# [TEXTE RETENU]
▼▼▼
Lorsque les inégalités sont élevées, les pandémies peuvent alimenter les troubles sociaux – IMF Blog

Par Tahsin Saadi Sedik et Rui Xu

Dans les mois et les années qui ont suivi les pandémies précédentes, les pays les plus touchés ont connu une montée des troubles sociaux. Sur la base de cette tendance historique, la pandémie de COVID-19 pourrait constituer une menace pour le tissu social dans de nombreux pays, mais ces tendances ne prédéterminent pas un résultat.

Les pandémies peuvent déclencher un cercle vicieux de désespoir économique, d’inégalité et de troubles sociaux.

Nous examinons de plus près cette question dans un nouveau document de travail des services du FMI en analysant les effets des grandes pandémies passées dans 133 pays entre 2001 et 2018: SRAS en 2003, H1N1 en 2009, MERS en 2012, Ebola en 2014 et Zika en 2016. Comme le montre notre graphique de la semaine, les troubles sociaux ont augmenté régulièrement après chacune de ces épidémies. Le score des troubles civils de l’International Country Risk Guide, qui est une mesure fréquente et transnationale des troubles sociaux, a augmenté de manière significative, en moyenne, un an après la pandémie.
▲▲▲
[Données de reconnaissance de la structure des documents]
▼▼▼
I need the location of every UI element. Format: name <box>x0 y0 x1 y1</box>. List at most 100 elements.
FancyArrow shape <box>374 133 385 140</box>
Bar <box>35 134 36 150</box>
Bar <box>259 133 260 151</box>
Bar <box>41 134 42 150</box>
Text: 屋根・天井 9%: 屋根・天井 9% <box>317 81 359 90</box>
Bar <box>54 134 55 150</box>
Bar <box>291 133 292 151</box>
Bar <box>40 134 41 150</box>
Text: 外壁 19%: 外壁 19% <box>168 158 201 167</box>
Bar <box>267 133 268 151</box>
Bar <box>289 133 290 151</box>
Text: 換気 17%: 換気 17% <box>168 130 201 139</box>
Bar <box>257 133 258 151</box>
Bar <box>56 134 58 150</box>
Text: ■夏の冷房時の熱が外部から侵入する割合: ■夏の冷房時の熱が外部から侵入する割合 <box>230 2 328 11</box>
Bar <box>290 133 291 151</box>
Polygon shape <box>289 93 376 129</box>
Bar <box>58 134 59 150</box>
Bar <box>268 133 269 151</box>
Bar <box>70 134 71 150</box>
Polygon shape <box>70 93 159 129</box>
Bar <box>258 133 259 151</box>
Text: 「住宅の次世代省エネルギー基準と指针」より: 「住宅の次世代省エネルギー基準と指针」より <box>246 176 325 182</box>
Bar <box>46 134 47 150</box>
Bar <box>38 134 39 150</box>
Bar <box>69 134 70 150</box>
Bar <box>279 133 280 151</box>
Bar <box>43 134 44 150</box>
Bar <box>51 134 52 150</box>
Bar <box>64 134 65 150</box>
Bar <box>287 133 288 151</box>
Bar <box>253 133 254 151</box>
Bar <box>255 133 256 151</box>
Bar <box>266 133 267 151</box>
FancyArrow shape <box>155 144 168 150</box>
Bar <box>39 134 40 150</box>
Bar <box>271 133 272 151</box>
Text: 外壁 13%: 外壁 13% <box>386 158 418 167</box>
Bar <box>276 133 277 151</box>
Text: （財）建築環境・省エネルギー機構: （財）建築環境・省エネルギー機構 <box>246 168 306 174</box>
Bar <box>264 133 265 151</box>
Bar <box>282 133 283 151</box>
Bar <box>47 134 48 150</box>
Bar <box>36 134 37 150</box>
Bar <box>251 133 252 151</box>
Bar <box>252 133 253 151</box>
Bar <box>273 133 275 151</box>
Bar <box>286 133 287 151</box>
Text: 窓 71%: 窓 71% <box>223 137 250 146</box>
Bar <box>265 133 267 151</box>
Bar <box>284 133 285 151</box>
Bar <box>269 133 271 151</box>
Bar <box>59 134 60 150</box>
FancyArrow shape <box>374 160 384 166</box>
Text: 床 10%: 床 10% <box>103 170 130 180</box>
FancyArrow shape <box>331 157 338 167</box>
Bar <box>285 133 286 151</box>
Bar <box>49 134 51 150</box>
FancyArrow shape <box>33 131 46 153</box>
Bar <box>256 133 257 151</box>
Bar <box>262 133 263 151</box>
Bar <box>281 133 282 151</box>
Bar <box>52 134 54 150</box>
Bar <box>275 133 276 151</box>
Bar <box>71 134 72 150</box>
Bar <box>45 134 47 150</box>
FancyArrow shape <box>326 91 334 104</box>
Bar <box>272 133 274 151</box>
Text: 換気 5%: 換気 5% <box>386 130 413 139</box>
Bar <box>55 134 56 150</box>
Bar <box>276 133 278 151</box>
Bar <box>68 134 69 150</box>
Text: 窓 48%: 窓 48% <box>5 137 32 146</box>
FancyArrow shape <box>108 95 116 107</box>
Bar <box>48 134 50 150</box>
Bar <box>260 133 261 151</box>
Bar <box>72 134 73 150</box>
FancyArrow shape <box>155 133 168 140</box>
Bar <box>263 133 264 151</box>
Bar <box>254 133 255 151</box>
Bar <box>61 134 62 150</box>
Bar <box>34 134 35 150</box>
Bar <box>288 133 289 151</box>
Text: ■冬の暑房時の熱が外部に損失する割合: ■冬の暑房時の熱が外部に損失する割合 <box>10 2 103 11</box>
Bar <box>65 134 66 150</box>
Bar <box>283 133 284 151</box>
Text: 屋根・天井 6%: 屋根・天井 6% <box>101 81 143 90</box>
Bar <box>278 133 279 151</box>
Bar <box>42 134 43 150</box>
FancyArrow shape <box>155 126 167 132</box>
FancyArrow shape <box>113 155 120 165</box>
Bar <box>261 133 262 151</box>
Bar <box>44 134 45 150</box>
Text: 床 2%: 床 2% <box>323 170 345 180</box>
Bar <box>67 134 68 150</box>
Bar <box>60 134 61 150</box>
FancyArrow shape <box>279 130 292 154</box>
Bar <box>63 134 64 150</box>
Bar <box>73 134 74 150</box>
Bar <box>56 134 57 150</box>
▲▲▲
# [TÂCHES À RÉALISER]
1. Dans le texte retenu, relevez chacune des grandes pandémies passées analysées par le document de travail, avec l'année indiquée pour chacune.
2. Répondez brièvement à ces questions sur le texte retenu :
(a) Qui signe ce billet ?
(b) Combien de pays l'analyse porte-t-elle ?
(c) Quelle mesure des troubles sociaux le texte cite-t-il ?
3. Reprenez l'article sur les pandémies et les troubles sociaux à la suite de sa dernière phrase.

# [RÉPONSES ATTENDUES]
1.
SRAS en 2003
H1N1 en 2009
MERS en 2012
Ebola en 2014
Zika en 2016

2.
(a) Tahsin Saadi Sedik et Rui Xu.
(b) 133 pays.
(c) Le score des troubles civils de l'International Country Risk Guide.

3.
En termes de méthodologie, nous appliquons deux approches économétriques complémentaires. Premièrement, nous utilisons des données mensuelles pour estimer comment le niveau de troubles sociaux réagit aux pandémies. Nous utilisons des données sur les troubles sociaux et les pandémies à une fréquence mensuelle et établissons un lien direct entre les événements pandémiques exogènes – c’est-à-dire ceux résultant de facteurs externes – et les troubles civils (qui sont exprimés sous forme de score). Deuxièmement, à l’aide de données annuelles, nous explorons les canaux par lesquels les grandes pandémies du passé conduisent à des troubles sociaux à moyen terme. En particulier, nous nous concentrons sur les inégalités et la croissance économique en tant que deux canaux clés.

En effet, les pandémies peuvent déclencher un cercle vicieux de désespoir économique, d’inégalités et de troubles sociaux. À l’aide d’une analyse économétrique, nous montrons que les grandes pandémies passées ont conduit à une augmentation significative des troubles sociaux à moyen terme, en réduisant la croissance et en augmentant les inégalités. Des troubles sociaux plus élevés, à leur tour, sont associés à une croissance plus faible, ce qui aggrave les inégalités, formant un cercle vicieux.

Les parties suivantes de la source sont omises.